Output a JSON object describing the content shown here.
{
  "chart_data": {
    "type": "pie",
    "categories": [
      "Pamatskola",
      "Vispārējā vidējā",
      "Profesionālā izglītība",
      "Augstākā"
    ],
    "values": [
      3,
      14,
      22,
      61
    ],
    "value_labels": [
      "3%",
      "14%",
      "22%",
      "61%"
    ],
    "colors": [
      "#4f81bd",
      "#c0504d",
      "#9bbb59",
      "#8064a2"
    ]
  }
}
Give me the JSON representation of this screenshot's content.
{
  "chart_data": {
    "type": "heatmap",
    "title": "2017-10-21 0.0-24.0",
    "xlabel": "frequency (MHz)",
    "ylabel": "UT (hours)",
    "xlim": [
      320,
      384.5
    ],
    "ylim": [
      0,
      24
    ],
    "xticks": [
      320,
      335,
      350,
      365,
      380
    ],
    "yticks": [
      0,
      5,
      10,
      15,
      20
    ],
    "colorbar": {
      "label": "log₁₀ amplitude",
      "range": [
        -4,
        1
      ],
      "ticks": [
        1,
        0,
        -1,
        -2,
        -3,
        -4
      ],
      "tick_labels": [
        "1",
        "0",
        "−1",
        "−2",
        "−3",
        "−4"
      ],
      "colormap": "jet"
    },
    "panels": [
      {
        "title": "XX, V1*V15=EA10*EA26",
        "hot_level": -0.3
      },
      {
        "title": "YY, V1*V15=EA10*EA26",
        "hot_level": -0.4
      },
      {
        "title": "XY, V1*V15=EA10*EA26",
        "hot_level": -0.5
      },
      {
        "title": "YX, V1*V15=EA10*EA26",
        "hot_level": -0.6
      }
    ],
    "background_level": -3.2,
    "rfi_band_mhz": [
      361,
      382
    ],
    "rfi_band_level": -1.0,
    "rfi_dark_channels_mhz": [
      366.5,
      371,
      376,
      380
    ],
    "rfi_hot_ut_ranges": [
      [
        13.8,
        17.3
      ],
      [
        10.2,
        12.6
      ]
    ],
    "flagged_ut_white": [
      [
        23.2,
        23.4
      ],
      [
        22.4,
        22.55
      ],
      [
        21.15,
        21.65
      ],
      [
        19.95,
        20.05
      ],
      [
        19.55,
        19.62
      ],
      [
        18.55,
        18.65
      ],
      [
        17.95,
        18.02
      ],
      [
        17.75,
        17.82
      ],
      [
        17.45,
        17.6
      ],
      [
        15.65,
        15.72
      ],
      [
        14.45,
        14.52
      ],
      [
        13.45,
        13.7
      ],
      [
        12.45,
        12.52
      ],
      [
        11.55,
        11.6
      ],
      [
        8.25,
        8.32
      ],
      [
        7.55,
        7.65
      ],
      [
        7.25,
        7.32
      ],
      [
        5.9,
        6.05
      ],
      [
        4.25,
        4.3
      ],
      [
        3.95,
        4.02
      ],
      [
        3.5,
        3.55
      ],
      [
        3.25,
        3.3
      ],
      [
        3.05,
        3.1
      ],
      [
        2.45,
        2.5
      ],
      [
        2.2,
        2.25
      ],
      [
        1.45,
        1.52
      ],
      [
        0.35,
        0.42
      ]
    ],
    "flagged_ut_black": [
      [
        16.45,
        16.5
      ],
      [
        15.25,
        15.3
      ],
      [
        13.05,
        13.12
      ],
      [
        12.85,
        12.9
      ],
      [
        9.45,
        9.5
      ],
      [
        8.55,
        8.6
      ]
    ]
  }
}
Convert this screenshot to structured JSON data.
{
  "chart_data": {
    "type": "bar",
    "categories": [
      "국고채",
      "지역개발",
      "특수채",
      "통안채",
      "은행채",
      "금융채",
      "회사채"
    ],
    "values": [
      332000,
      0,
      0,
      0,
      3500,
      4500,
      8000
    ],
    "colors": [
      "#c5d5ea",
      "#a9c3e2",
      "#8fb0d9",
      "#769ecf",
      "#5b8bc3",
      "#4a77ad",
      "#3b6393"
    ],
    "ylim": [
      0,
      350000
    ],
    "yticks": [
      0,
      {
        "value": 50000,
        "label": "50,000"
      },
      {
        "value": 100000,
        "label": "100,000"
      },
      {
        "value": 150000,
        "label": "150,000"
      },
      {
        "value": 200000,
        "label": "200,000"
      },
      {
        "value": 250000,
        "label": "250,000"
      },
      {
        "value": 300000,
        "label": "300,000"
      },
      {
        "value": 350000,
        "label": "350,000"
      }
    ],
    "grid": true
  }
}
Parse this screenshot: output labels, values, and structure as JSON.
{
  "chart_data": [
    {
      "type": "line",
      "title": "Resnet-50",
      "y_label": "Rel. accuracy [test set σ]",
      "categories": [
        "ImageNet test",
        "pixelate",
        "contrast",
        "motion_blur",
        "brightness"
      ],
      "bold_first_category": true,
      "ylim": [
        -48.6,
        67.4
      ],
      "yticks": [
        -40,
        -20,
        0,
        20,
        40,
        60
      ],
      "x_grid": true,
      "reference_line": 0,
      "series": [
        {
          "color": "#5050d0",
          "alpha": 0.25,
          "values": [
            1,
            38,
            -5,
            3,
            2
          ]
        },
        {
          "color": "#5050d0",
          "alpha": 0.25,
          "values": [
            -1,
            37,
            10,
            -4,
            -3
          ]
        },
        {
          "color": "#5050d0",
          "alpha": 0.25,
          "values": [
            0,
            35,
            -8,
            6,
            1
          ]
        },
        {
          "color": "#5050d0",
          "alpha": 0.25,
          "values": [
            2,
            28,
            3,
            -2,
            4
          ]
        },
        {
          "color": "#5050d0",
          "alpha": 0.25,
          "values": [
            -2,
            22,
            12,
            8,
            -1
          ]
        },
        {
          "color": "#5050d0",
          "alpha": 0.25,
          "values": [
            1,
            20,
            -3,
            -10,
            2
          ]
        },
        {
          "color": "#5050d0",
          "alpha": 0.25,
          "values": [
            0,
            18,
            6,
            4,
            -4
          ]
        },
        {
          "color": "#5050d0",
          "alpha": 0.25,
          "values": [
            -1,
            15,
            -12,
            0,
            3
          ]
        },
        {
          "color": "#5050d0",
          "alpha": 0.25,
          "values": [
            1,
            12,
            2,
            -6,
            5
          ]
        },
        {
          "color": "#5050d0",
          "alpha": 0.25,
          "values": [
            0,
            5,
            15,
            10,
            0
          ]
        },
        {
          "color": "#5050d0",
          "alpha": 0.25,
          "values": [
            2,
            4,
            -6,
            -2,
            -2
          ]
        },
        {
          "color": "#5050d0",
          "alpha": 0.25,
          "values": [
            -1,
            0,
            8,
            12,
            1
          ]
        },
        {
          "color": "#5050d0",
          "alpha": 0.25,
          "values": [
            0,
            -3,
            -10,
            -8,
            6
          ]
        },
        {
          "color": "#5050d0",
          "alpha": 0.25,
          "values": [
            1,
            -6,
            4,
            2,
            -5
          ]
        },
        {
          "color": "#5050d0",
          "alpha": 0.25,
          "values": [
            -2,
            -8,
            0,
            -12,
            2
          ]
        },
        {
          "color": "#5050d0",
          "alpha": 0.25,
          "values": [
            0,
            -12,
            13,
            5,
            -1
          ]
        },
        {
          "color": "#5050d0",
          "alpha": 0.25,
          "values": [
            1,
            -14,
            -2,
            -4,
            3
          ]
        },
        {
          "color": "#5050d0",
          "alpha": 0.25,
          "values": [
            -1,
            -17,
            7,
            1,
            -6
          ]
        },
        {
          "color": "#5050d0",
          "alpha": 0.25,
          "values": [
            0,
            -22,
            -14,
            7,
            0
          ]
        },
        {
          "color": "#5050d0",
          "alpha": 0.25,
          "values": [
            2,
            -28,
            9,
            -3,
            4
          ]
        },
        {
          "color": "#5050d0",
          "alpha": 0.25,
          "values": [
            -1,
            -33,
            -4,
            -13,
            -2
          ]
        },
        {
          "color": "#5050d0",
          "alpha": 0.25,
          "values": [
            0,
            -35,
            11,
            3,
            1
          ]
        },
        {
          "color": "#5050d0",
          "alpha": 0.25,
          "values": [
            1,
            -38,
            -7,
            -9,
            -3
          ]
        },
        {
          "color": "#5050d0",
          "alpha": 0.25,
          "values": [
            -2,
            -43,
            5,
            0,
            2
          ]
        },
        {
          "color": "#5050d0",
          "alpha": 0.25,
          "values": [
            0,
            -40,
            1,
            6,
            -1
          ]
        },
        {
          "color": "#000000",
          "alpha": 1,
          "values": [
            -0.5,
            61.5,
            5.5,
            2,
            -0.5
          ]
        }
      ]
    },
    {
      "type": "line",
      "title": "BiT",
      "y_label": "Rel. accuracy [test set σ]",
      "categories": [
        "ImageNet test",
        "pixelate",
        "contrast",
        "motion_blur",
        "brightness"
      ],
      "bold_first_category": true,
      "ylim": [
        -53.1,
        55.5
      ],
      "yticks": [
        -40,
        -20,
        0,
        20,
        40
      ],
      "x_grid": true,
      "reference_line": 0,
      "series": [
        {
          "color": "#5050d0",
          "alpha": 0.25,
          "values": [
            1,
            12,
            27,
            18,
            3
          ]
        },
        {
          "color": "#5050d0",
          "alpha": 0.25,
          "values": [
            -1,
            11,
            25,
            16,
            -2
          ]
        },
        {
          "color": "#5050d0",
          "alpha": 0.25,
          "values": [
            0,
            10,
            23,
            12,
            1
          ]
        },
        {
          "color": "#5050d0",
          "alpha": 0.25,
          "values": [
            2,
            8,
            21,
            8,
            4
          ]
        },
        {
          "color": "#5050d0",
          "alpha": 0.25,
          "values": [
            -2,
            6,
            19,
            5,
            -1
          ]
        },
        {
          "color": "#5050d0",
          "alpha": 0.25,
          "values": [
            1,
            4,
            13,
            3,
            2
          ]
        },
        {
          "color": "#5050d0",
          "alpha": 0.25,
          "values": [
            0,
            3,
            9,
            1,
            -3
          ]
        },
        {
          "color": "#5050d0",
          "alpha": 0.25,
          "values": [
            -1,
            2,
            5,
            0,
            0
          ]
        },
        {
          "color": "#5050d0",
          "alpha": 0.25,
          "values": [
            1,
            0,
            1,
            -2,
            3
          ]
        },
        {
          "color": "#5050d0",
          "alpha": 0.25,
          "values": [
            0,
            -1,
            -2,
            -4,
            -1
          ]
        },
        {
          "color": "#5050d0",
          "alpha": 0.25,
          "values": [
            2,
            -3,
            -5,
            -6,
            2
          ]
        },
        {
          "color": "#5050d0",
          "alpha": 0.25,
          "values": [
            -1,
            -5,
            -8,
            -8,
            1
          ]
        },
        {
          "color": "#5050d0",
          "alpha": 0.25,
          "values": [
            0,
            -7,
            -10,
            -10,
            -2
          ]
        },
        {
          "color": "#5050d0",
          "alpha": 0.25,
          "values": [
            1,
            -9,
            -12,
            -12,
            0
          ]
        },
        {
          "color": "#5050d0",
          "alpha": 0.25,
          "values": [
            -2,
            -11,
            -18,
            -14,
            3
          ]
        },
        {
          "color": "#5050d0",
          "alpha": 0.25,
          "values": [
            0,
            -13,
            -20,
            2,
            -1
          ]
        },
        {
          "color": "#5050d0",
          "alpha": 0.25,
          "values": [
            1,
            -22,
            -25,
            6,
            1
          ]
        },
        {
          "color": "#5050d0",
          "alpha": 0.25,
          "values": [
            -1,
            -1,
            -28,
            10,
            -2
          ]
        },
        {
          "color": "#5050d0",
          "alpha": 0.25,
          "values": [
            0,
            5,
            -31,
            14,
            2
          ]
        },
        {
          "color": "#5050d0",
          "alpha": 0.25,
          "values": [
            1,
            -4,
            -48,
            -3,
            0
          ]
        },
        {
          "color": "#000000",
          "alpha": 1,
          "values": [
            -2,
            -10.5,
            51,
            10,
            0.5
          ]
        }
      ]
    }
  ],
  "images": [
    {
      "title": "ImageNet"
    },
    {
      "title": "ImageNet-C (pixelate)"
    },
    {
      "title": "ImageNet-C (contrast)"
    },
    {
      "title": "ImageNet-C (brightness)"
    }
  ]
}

**What to work on**
Wherever "content" shows up in a line, copy that line.

**Worked answer**
Output a JSON object describing the content shown here.
Give me the JSON representation of this screenshot's content.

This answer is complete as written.